> _What you have to do_
Write out each line in which the string "selected" is present.

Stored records
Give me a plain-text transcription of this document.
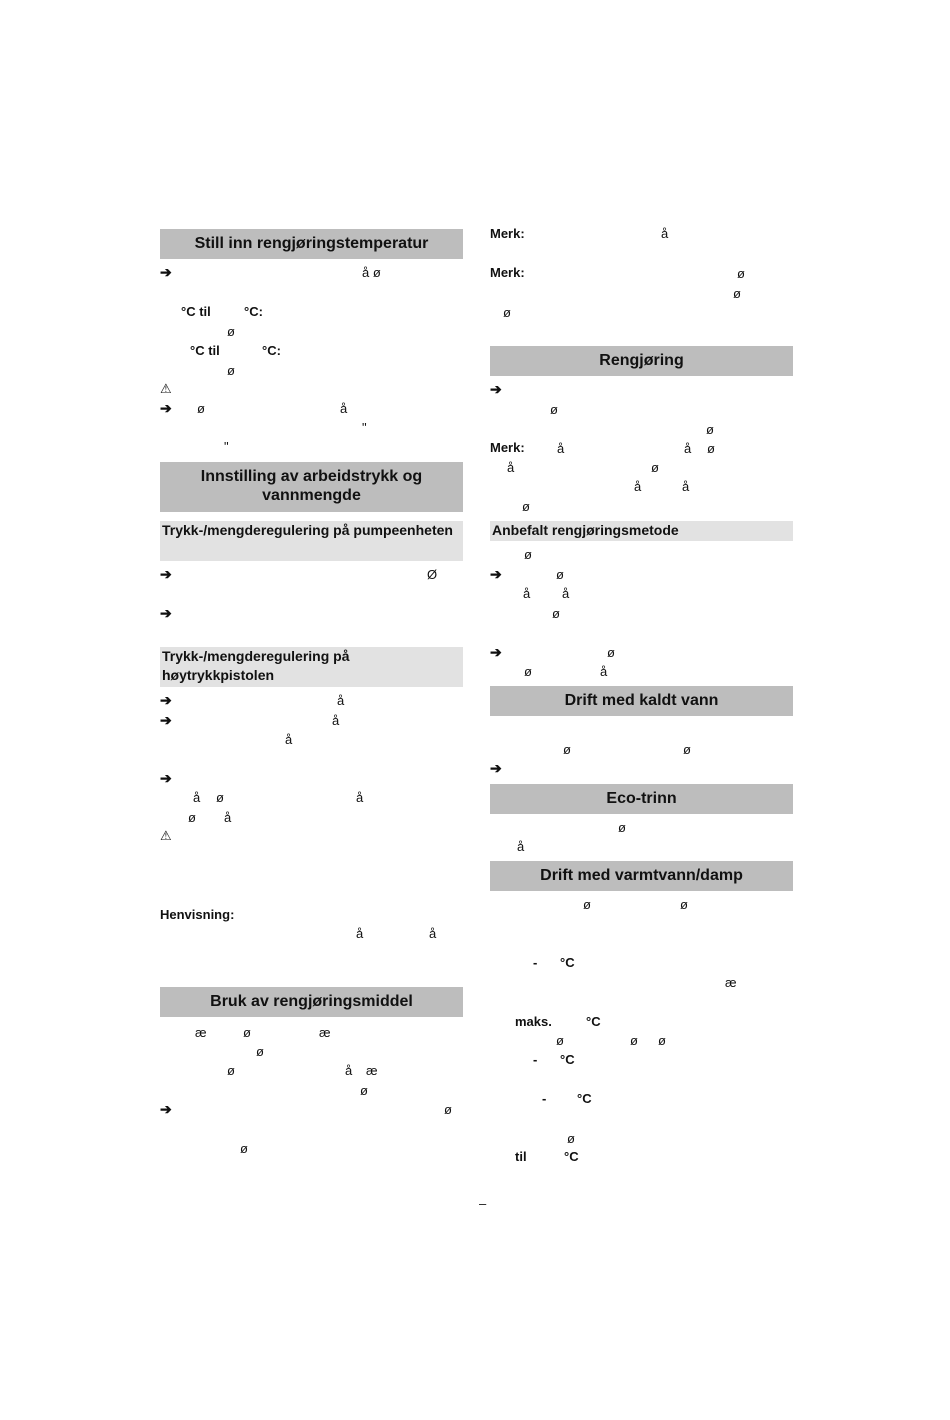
Still inn rengjøringstemperatur
➔	å ø
°C til	°C:
ø
°C til	°C:
ø
⚠
➔ ø	å
"
"
Innstilling av arbeidstrykk og vannmengde
Trykk-/mengderegulering på pumpeenheten
➔	Ø
➔
Trykk-/mengderegulering på høytrykkpistolen
➔	å
➔	å
å
➔
å ø	å
ø å
⚠
Henvisning:
å	å
Bruk av rengjøringsmiddel
æ	ø	æ
ø
ø	å æ
ø
➔	ø
ø
Merk:	å
Merk:	ø
ø
ø
Rengjøring
➔
ø
ø
Merk: å	å ø
å	ø
å	å
ø
Anbefalt rengjøringsmetode
ø
➔	ø
å å
ø
➔	ø
ø	å
Drift med kaldt vann
ø	ø
➔
Eco-trinn
ø
å
Drift med varmtvann/damp
ø	ø
- °C
æ
maks.	°C
ø	ø ø
- °C
- °C
ø
til	°C
–
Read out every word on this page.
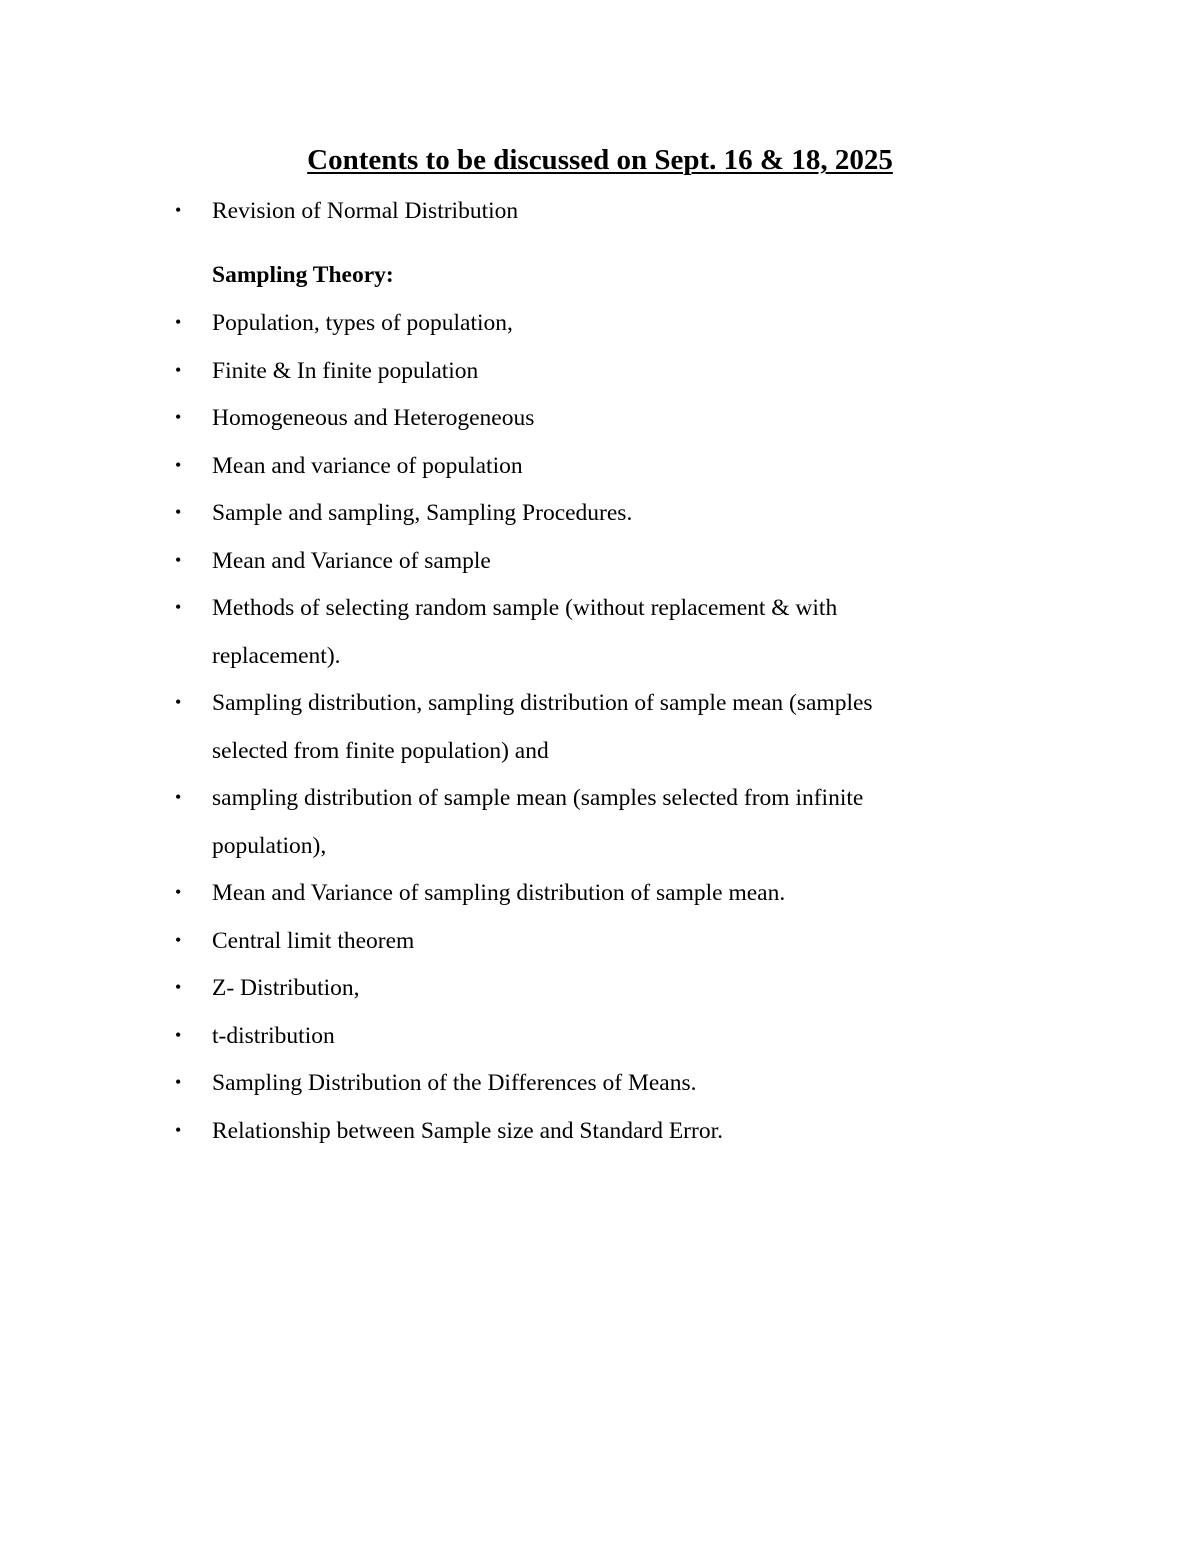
Contents to be discussed on Sept. 16 & 18, 2025
• Revision of Normal Distribution
Sampling Theory:
• Population, types of population,
• Finite & In finite population
• Homogeneous and Heterogeneous
• Mean and variance of population
• Sample and sampling, Sampling Procedures.
• Mean and Variance of sample
• Methods of selecting random sample (without replacement & with
replacement).
• Sampling distribution, sampling distribution of sample mean (samples
selected from finite population) and
• sampling distribution of sample mean (samples selected from infinite
population),
• Mean and Variance of sampling distribution of sample mean.
• Central limit theorem
• Z- Distribution,
• t-distribution
• Sampling Distribution of the Differences of Means.
• Relationship between Sample size and Standard Error.
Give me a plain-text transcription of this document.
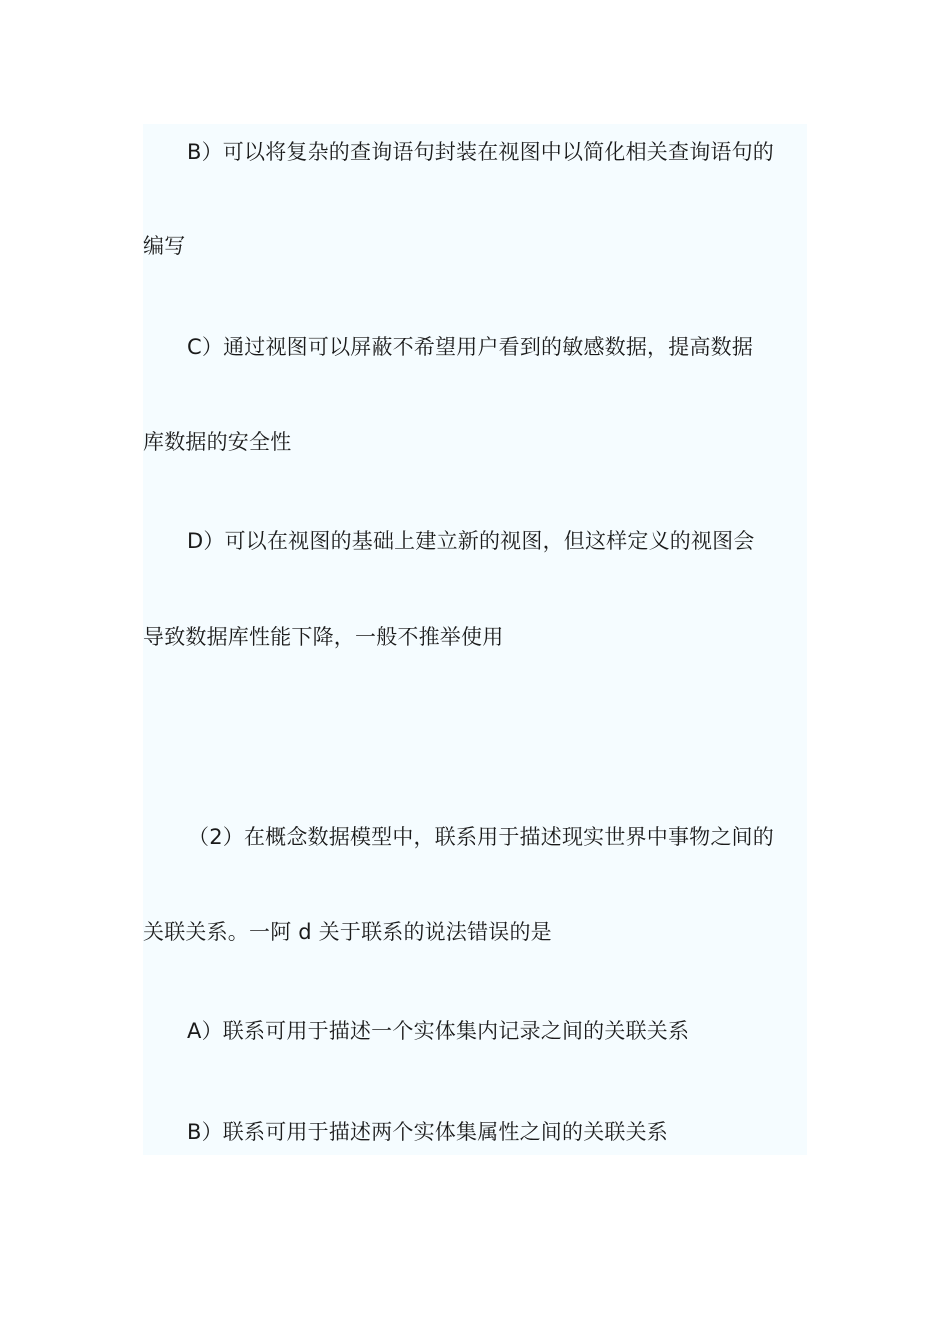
B）可以将复杂的查询语句封装在视图中以简化相关查询语句的
编写
C）通过视图可以屏蔽不希望用户看到的敏感数据，提高数据
库数据的安全性
D）可以在视图的基础上建立新的视图，但这样定义的视图会
导致数据库性能下降，一般不推举使用
（2）在概念数据模型中，联系用于描述现实世界中事物之间的
关联关系。一阿 d 关于联系的说法错误的是
A）联系可用于描述一个实体集内记录之间的关联关系
B）联系可用于描述两个实体集属性之间的关联关系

> _Task output_
selected from finite population) and
• sampling distribution of sample mean (samples selected from infinite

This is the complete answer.